[Stored data]
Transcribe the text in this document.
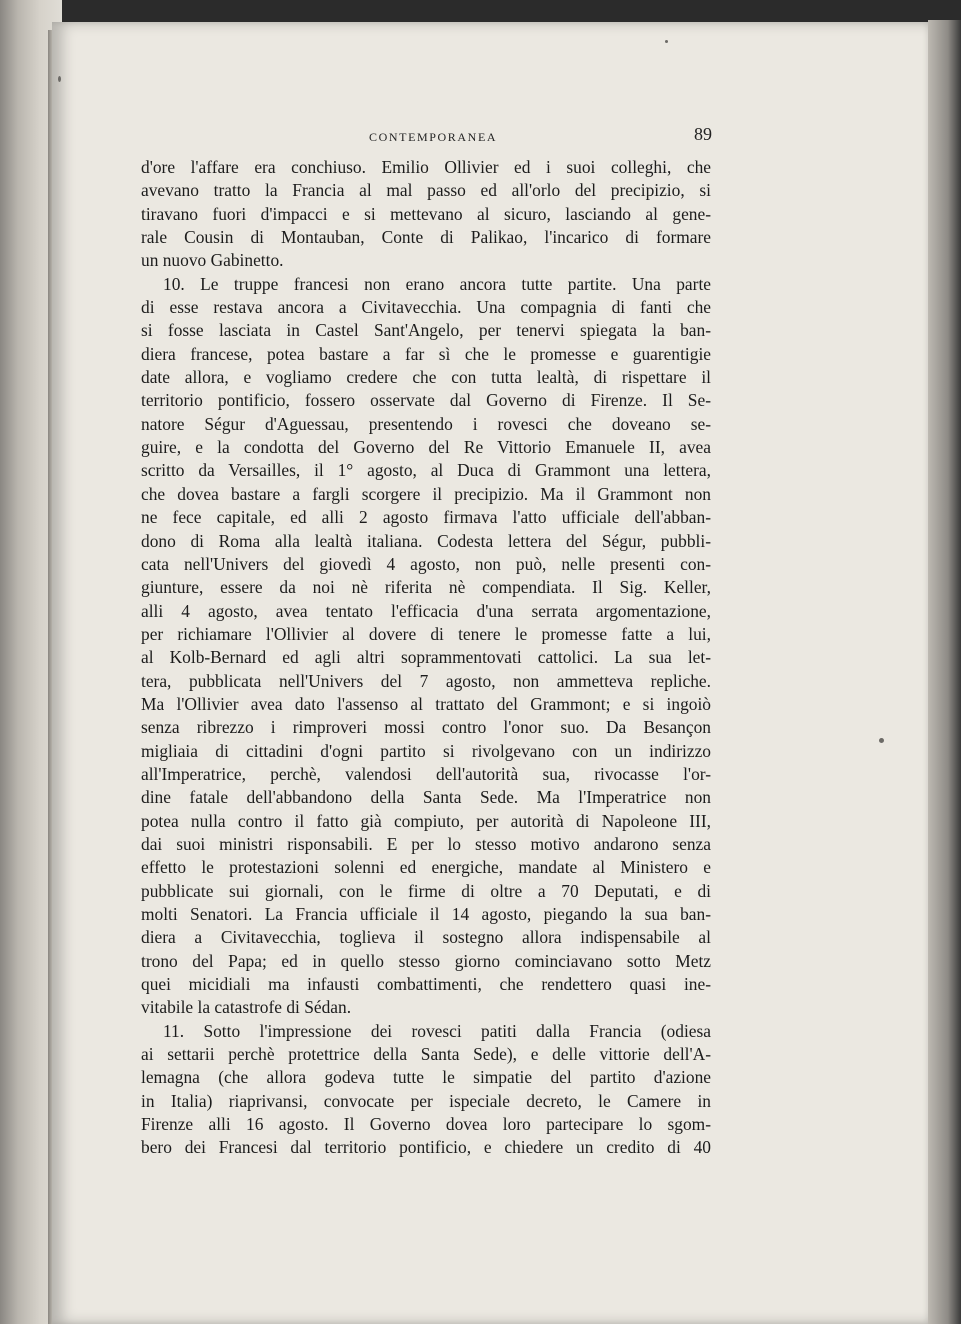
CONTEMPORANEA	89
d'ore l'affare era conchiuso. Emilio Ollivier ed i suoi colleghi, che
avevano tratto la Francia al mal passo ed all'orlo del precipizio, si
tiravano fuori d'impacci e si mettevano al sicuro, lasciando al gene-
rale Cousin di Montauban, Conte di Palikao, l'incarico di formare
un nuovo Gabinetto.
10. Le truppe francesi non erano ancora tutte partite. Una parte
di esse restava ancora a Civitavecchia. Una compagnia di fanti che
si fosse lasciata in Castel Sant'Angelo, per tenervi spiegata la ban-
diera francese, potea bastare a far sì che le promesse e guarentigie
date allora, e vogliamo credere che con tutta lealtà, di rispettare il
territorio pontificio, fossero osservate dal Governo di Firenze. Il Se-
natore Ségur d'Aguessau, presentendo i rovesci che doveano se-
guire, e la condotta del Governo del Re Vittorio Emanuele II, avea
scritto da Versailles, il 1° agosto, al Duca di Grammont una lettera,
che dovea bastare a fargli scorgere il precipizio. Ma il Grammont non
ne fece capitale, ed alli 2 agosto firmava l'atto ufficiale dell'abban-
dono di Roma alla lealtà italiana. Codesta lettera del Ségur, pubbli-
cata nell'Univers del giovedì 4 agosto, non può, nelle presenti con-
giunture, essere da noi nè riferita nè compendiata. Il Sig. Keller,
alli 4 agosto, avea tentato l'efficacia d'una serrata argomentazione,
per richiamare l'Ollivier al dovere di tenere le promesse fatte a lui,
al Kolb-Bernard ed agli altri soprammentovati cattolici. La sua let-
tera, pubblicata nell'Univers del 7 agosto, non ammetteva repliche.
Ma l'Ollivier avea dato l'assenso al trattato del Grammont; e si ingoiò
senza ribrezzo i rimproveri mossi contro l'onor suo. Da Besançon
migliaia di cittadini d'ogni partito si rivolgevano con un indirizzo
all'Imperatrice, perchè, valendosi dell'autorità sua, rivocasse l'or-
dine fatale dell'abbandono della Santa Sede. Ma l'Imperatrice non
potea nulla contro il fatto già compiuto, per autorità di Napoleone III,
dai suoi ministri risponsabili. E per lo stesso motivo andarono senza
effetto le protestazioni solenni ed energiche, mandate al Ministero e
pubblicate sui giornali, con le firme di oltre a 70 Deputati, e di
molti Senatori. La Francia ufficiale il 14 agosto, piegando la sua ban-
diera a Civitavecchia, toglieva il sostegno allora indispensabile al
trono del Papa; ed in quello stesso giorno cominciavano sotto Metz
quei micidiali ma infausti combattimenti, che rendettero quasi ine-
vitabile la catastrofe di Sédan.
11. Sotto l'impressione dei rovesci patiti dalla Francia (odiesa
ai settarii perchè protettrice della Santa Sede), e delle vittorie dell'A-
lemagna (che allora godeva tutte le simpatie del partito d'azione
in Italia) riaprivansi, convocate per ispeciale decreto, le Camere in
Firenze alli 16 agosto. Il Governo dovea loro partecipare lo sgom-
bero dei Francesi dal territorio pontificio, e chiedere un credito di 40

Exercise instructions |
Where a line of the data holds "Ségur", show that line.

Task answer |
natore Ségur d'Aguessau, presentendo i rovesci che doveano se-
dono di Roma alla lealtà italiana. Codesta lettera del Ségur, pubbli-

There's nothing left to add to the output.